• Instructions for the task:
Copy the lines below word for word, omitting the pictures.

┌──

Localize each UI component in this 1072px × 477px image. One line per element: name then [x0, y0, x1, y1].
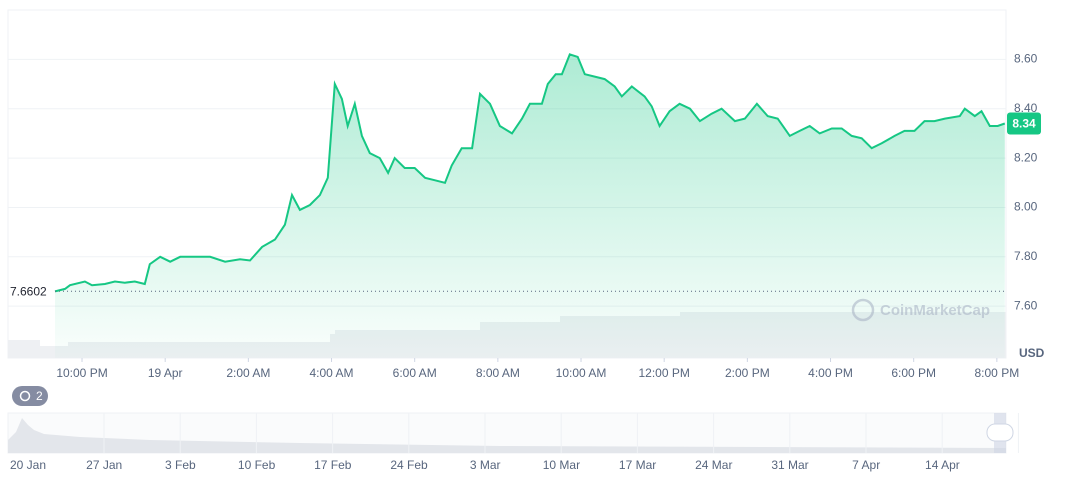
x-tick-label: 6:00 AM — [393, 366, 437, 380]
navigator-date: 17 Mar — [619, 458, 656, 472]
navigator-date: 3 Feb — [165, 458, 196, 472]
y-tick-label: 7.80 — [1014, 249, 1038, 263]
navigator-date: 31 Mar — [771, 458, 808, 472]
x-tick-label: 6:00 PM — [891, 366, 936, 380]
navigator-date: 10 Mar — [543, 458, 580, 472]
current-price-label: 8.34 — [1012, 117, 1036, 131]
navigator-date: 17 Feb — [314, 458, 352, 472]
y-tick-label: 8.60 — [1014, 52, 1038, 66]
price-line — [54, 53, 1006, 293]
current-price-badge — [1007, 112, 1041, 135]
x-tick-label: 4:00 PM — [808, 366, 853, 380]
watermark: CoinMarketCap — [851, 298, 990, 322]
navigator-date: 3 Mar — [470, 458, 501, 472]
y-axis-unit: USD — [1019, 346, 1045, 360]
navigator-handle[interactable] — [986, 423, 1014, 442]
navigator-date: 14 Apr — [925, 458, 960, 472]
x-tick-label: 12:00 PM — [638, 366, 689, 380]
history-icon — [19, 390, 31, 402]
x-tick-label: 10:00 AM — [556, 366, 607, 380]
navigator-area — [8, 418, 1006, 453]
y-tick-label: 7.60 — [1014, 298, 1038, 312]
x-tick-label: 2:00 AM — [226, 366, 270, 380]
navigator-date: 24 Mar — [695, 458, 732, 472]
x-tick-label: 8:00 AM — [476, 366, 520, 380]
x-tick-label: 8:00 PM — [975, 366, 1020, 380]
x-tick-label: 4:00 AM — [310, 366, 354, 380]
navigator-date: 20 Jan — [10, 458, 46, 472]
watermark-text: CoinMarketCap — [880, 302, 990, 319]
navigator-date: 27 Jan — [86, 458, 122, 472]
reference-label: 7.6602 — [10, 284, 47, 298]
x-tick-label: 2:00 PM — [725, 366, 770, 380]
watermark-logo — [851, 298, 875, 322]
y-tick-label: 8.00 — [1014, 200, 1038, 214]
x-tick-label: 19 Apr — [148, 366, 183, 380]
navigator-date: 7 Apr — [852, 458, 880, 472]
price-area — [54, 54, 1005, 359]
history-count: 2 — [36, 389, 43, 403]
navigator-date: 24 Feb — [390, 458, 428, 472]
y-tick-label: 8.40 — [1014, 101, 1038, 115]
y-tick-label: 8.20 — [1014, 150, 1038, 164]
x-tick-label: 10:00 PM — [56, 366, 107, 380]
navigator-date: 10 Feb — [238, 458, 276, 472]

└──

• Task solution:
Localize each UI component in this 1072px × 477px image. One line per element: name then [x0, y0, x1, y1].
x-tick-label: 6:00 AM — [393, 366, 437, 380]
navigator-date: 17 Mar — [619, 458, 656, 472]
navigator-date: 3 Feb — [165, 458, 196, 472]
y-tick-label: 7.80 — [1014, 249, 1038, 263]
navigator-date: 31 Mar — [771, 458, 808, 472]
x-tick-label: 6:00 PM — [891, 366, 936, 380]
navigator-date: 10 Mar — [543, 458, 580, 472]
current-price-label: 8.34 — [1012, 117, 1036, 131]
navigator-date: 17 Feb — [314, 458, 352, 472]
y-tick-label: 8.60 — [1014, 52, 1038, 66]
price-line — [54, 53, 1006, 293]
current-price-badge — [1007, 112, 1041, 135]
x-tick-label: 4:00 PM — [808, 366, 853, 380]
watermark: CoinMarketCap — [851, 298, 990, 322]
navigator-date: 3 Mar — [470, 458, 501, 472]
y-axis-unit: USD — [1019, 346, 1045, 360]
navigator-handle[interactable] — [986, 423, 1014, 442]
navigator-date: 14 Apr — [925, 458, 960, 472]
x-tick-label: 12:00 PM — [638, 366, 689, 380]
history-icon — [19, 390, 31, 402]
x-tick-label: 10:00 AM — [556, 366, 607, 380]
navigator-area — [8, 418, 1006, 453]
y-tick-label: 7.60 — [1014, 298, 1038, 312]
x-tick-label: 2:00 AM — [226, 366, 270, 380]
navigator-date: 24 Mar — [695, 458, 732, 472]
x-tick-label: 8:00 AM — [476, 366, 520, 380]
x-tick-label: 8:00 PM — [975, 366, 1020, 380]
x-tick-label: 4:00 AM — [310, 366, 354, 380]
navigator-date: 20 Jan — [10, 458, 46, 472]
watermark-text: CoinMarketCap — [880, 302, 990, 319]
navigator-date: 27 Jan — [86, 458, 122, 472]
reference-label: 7.6602 — [10, 284, 47, 298]
x-tick-label: 2:00 PM — [725, 366, 770, 380]
watermark-logo — [851, 298, 875, 322]
y-tick-label: 8.00 — [1014, 200, 1038, 214]
x-tick-label: 19 Apr — [148, 366, 183, 380]
navigator-date: 7 Apr — [852, 458, 880, 472]
price-area — [54, 54, 1005, 359]
history-count: 2 — [36, 389, 43, 403]
navigator-date: 24 Feb — [390, 458, 428, 472]
y-tick-label: 8.40 — [1014, 101, 1038, 115]
y-tick-label: 8.20 — [1014, 150, 1038, 164]
x-tick-label: 10:00 PM — [56, 366, 107, 380]
navigator-date: 10 Feb — [238, 458, 276, 472]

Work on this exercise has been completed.